> _Data provided_:
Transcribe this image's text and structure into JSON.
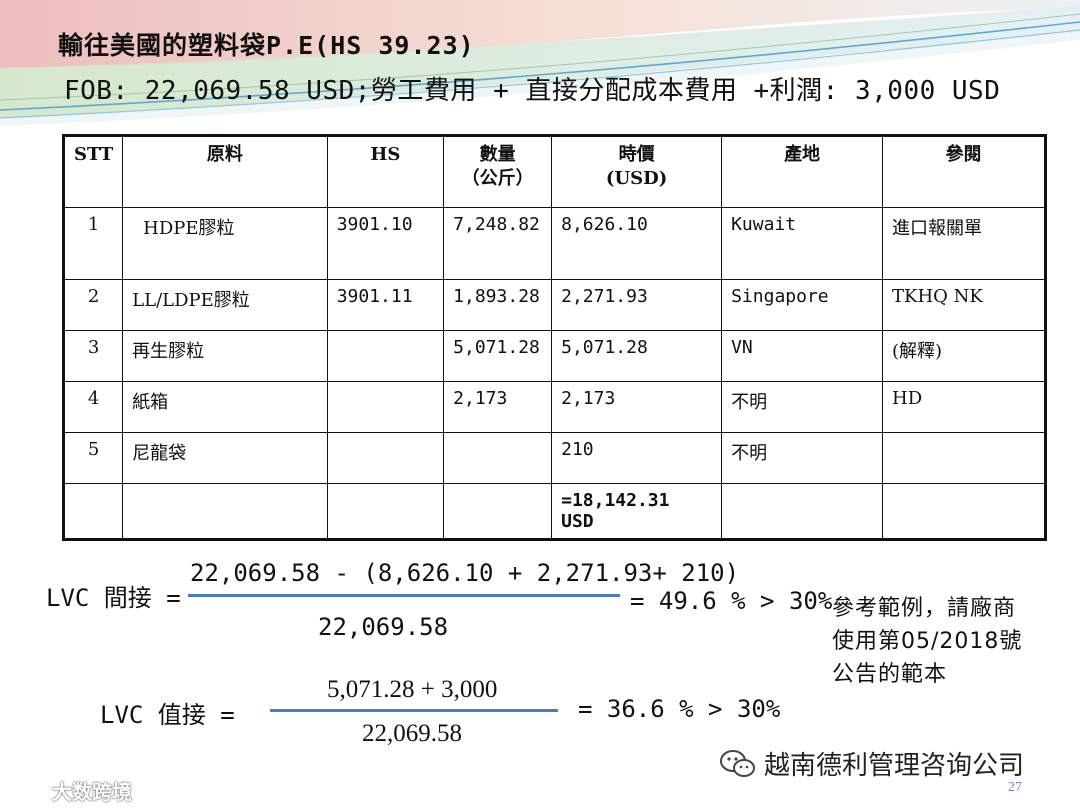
{
  "slide": {
    "title": "輸往美國的塑料袋P.E(HS 39.23)",
    "subtitle": "FOB: 22,069.58 USD;勞工費用 + 直接分配成本費用 +利潤: 3,000 USD",
    "page_number": "27"
  },
  "table": {
    "headers": {
      "stt": "STT",
      "material": "原料",
      "hs": "HS",
      "qty_1": "數量",
      "qty_2": "（公斤）",
      "price_1": "時價",
      "price_2": "(USD)",
      "origin": "產地",
      "ref": "參閱"
    },
    "rows": [
      {
        "stt": "1",
        "material": "HDPE膠粒",
        "hs": "3901.10",
        "qty": "7,248.82",
        "price": "8,626.10",
        "origin": "Kuwait",
        "ref": "進口報關單"
      },
      {
        "stt": "2",
        "material": "LL/LDPE膠粒",
        "hs": "3901.11",
        "qty": "1,893.28",
        "price": "2,271.93",
        "origin": "Singapore",
        "ref": "TKHQ NK"
      },
      {
        "stt": "3",
        "material": "再生膠粒",
        "hs": "",
        "qty": "5,071.28",
        "price": "5,071.28",
        "origin": "VN",
        "ref": "(解釋)"
      },
      {
        "stt": "4",
        "material": "紙箱",
        "hs": "",
        "qty": "2,173",
        "price": "2,173",
        "origin": "不明",
        "ref": "HD"
      },
      {
        "stt": "5",
        "material": "尼龍袋",
        "hs": "",
        "qty": "",
        "price": "210",
        "origin": "不明",
        "ref": ""
      }
    ],
    "total": "=18,142.31 USD"
  },
  "formula1": {
    "label": "LVC 間接 =",
    "numerator": "22,069.58 -  (8,626.10 + 2,271.93+ 210)",
    "denominator": "22,069.58",
    "result": "= 49.6 % > 30%"
  },
  "formula2": {
    "label": "LVC 值接 =",
    "numerator": "5,071.28 + 3,000",
    "denominator": "22,069.58",
    "result": "= 36.6 % > 30%"
  },
  "note": {
    "line1": "參考範例，請廠商",
    "line2": "使用第05/2018號",
    "line3": "公告的範本"
  },
  "watermark": {
    "right_text": "越南德利管理咨询公司",
    "left_text": "大数跨境"
  },
  "colors": {
    "fraction_line": "#4a7cc0",
    "page_number": "#6a8db5"
  }
}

> _Set task_: Leave the pictures out and copy the rest of the data exactly.

> _Problem solution_:
Transcribe this image's text and structure into JSON.
{
  "slide": {
    "title": "輸往美國的塑料袋P.E(HS 39.23)",
    "subtitle": "FOB: 22,069.58 USD;勞工費用 + 直接分配成本費用 +利潤: 3,000 USD",
    "page_number": "27"
  },
  "table": {
    "headers": {
      "stt": "STT",
      "material": "原料",
      "hs": "HS",
      "qty_1": "數量",
      "qty_2": "（公斤）",
      "price_1": "時價",
      "price_2": "(USD)",
      "origin": "產地",
      "ref": "參閱"
    },
    "rows": [
      {
        "stt": "1",
        "material": "HDPE膠粒",
        "hs": "3901.10",
        "qty": "7,248.82",
        "price": "8,626.10",
        "origin": "Kuwait",
        "ref": "進口報關單"
      },
      {
        "stt": "2",
        "material": "LL/LDPE膠粒",
        "hs": "3901.11",
        "qty": "1,893.28",
        "price": "2,271.93",
        "origin": "Singapore",
        "ref": "TKHQ NK"
      },
      {
        "stt": "3",
        "material": "再生膠粒",
        "hs": "",
        "qty": "5,071.28",
        "price": "5,071.28",
        "origin": "VN",
        "ref": "(解釋)"
      },
      {
        "stt": "4",
        "material": "紙箱",
        "hs": "",
        "qty": "2,173",
        "price": "2,173",
        "origin": "不明",
        "ref": "HD"
      },
      {
        "stt": "5",
        "material": "尼龍袋",
        "hs": "",
        "qty": "",
        "price": "210",
        "origin": "不明",
        "ref": ""
      }
    ],
    "total": "=18,142.31 USD"
  },
  "formula1": {
    "label": "LVC 間接 =",
    "numerator": "22,069.58 -  (8,626.10 + 2,271.93+ 210)",
    "denominator": "22,069.58",
    "result": "= 49.6 % > 30%"
  },
  "formula2": {
    "label": "LVC 值接 =",
    "numerator": "5,071.28 + 3,000",
    "denominator": "22,069.58",
    "result": "= 36.6 % > 30%"
  },
  "note": {
    "line1": "參考範例，請廠商",
    "line2": "使用第05/2018號",
    "line3": "公告的範本"
  },
  "watermark": {
    "right_text": "越南德利管理咨询公司",
    "left_text": "大数跨境"
  },
  "colors": {
    "fraction_line": "#4a7cc0",
    "page_number": "#6a8db5"
  }
}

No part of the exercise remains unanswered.